=== Items ===

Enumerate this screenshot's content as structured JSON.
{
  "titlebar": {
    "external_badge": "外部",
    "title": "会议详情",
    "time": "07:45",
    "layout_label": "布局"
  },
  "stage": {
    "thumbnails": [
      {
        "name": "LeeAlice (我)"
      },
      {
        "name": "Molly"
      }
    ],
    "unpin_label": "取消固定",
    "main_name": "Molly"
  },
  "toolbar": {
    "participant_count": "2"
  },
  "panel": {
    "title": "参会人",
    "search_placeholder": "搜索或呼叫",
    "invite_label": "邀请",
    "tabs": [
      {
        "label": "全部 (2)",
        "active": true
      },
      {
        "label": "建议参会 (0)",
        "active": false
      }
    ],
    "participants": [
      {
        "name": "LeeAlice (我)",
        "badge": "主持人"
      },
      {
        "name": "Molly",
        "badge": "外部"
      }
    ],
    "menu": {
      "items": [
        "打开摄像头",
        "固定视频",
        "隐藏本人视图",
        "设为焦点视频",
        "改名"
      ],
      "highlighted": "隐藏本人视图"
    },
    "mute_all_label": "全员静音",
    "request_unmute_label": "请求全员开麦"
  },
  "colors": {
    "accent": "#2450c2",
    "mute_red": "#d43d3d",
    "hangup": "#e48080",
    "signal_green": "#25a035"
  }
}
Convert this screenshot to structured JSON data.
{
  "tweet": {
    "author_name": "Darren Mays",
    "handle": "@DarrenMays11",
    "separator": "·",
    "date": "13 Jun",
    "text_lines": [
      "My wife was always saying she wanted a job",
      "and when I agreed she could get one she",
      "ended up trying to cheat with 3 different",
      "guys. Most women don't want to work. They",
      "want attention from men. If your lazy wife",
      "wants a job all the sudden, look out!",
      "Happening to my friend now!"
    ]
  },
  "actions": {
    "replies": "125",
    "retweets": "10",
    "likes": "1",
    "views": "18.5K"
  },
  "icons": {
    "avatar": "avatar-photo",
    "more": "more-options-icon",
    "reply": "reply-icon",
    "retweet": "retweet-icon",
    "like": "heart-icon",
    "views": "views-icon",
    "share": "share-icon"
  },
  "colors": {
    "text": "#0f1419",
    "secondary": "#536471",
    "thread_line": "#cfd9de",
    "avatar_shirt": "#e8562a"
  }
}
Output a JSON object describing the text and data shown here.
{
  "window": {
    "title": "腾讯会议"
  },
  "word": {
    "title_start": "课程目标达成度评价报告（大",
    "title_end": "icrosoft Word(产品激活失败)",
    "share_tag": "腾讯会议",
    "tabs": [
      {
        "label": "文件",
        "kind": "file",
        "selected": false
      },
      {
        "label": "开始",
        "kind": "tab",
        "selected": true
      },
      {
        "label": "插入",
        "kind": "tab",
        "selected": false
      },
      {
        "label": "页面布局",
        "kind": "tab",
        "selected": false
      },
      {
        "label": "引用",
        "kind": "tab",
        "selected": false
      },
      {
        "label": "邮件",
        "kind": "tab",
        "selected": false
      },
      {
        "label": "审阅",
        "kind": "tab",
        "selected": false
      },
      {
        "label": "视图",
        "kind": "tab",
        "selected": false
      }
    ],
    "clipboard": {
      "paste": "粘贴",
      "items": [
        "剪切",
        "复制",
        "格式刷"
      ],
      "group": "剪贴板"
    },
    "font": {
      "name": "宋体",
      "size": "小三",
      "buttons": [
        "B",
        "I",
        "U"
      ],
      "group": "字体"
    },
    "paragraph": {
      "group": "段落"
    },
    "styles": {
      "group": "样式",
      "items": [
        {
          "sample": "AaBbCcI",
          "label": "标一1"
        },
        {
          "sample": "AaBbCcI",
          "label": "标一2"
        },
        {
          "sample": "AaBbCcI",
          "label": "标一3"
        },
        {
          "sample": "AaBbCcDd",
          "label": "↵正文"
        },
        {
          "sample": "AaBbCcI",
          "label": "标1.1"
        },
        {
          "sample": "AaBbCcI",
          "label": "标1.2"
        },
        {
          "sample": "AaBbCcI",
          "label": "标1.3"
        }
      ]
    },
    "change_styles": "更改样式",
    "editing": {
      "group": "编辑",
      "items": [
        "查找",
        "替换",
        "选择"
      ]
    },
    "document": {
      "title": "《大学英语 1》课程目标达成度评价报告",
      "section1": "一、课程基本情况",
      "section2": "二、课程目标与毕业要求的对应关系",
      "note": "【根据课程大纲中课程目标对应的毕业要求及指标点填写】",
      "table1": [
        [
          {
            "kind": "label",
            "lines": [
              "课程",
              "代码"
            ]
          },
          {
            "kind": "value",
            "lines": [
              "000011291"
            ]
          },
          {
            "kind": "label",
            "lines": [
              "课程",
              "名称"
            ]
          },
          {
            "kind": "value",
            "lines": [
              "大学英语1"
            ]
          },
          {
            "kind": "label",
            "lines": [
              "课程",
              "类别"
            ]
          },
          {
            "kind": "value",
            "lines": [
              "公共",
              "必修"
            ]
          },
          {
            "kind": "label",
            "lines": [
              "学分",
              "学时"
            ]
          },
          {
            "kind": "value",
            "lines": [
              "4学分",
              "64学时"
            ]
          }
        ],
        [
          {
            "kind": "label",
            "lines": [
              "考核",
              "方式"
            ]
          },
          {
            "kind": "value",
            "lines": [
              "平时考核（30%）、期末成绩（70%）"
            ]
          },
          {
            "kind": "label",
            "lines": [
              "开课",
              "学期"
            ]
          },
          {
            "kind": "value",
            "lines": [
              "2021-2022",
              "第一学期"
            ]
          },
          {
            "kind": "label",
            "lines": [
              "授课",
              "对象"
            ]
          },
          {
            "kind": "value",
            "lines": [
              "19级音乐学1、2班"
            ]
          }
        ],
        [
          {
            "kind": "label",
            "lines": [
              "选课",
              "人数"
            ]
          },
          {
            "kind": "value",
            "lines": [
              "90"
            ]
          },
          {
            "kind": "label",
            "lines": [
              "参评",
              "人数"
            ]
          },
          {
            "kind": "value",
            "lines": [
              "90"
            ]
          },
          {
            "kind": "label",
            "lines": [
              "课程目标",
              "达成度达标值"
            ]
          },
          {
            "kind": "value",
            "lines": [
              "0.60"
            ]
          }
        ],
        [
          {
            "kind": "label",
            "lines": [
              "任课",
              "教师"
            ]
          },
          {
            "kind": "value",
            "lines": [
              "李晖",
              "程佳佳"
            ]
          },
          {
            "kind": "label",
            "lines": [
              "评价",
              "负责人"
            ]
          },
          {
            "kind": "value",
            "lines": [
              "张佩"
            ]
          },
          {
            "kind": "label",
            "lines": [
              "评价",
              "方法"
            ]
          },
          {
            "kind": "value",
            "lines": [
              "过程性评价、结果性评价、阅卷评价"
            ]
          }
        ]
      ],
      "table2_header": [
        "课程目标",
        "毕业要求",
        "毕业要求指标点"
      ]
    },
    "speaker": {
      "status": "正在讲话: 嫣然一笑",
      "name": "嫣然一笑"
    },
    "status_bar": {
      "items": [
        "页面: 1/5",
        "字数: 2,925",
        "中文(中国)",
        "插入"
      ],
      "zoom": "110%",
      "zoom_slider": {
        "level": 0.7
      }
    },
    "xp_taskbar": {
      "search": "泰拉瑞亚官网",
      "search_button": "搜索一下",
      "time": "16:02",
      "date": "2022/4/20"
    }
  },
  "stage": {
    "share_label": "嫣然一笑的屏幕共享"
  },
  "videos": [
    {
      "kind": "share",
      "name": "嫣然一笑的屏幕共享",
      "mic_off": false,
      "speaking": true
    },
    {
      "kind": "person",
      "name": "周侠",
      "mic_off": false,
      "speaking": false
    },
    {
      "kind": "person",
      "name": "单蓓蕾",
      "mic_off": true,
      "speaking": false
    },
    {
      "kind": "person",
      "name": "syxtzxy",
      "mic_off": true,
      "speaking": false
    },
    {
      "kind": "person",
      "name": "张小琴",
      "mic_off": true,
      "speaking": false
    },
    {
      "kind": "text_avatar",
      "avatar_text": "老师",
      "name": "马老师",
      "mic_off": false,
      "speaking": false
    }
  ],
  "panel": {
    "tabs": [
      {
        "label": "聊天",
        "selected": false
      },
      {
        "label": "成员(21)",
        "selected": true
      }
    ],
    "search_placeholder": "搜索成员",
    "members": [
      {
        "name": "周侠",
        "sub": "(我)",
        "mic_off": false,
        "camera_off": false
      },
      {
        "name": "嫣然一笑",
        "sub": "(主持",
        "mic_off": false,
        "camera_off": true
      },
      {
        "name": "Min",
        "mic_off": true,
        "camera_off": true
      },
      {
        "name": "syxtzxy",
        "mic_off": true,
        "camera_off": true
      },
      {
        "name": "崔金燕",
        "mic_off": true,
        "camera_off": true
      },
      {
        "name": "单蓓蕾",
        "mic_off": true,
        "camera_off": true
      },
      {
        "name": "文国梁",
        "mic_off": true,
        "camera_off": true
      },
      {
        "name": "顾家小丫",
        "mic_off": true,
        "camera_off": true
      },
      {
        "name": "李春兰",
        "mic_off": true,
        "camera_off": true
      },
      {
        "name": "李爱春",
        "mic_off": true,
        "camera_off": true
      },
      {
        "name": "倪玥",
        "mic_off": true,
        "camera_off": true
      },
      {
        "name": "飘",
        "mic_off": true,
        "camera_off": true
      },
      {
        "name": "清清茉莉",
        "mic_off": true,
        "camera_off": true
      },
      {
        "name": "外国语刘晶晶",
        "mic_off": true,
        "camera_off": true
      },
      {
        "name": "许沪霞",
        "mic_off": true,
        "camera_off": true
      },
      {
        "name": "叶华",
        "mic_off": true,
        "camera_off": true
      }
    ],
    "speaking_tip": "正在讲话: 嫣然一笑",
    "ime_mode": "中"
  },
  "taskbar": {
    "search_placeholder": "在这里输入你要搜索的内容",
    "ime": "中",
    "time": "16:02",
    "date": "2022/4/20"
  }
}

===

Single out each line of the records above with the string "group" in it, and copy it.

Solution for this task:
      "group": "剪贴板"
      "group": "字体"
      "group": "段落"
      "group": "样式",
      "group": "编辑",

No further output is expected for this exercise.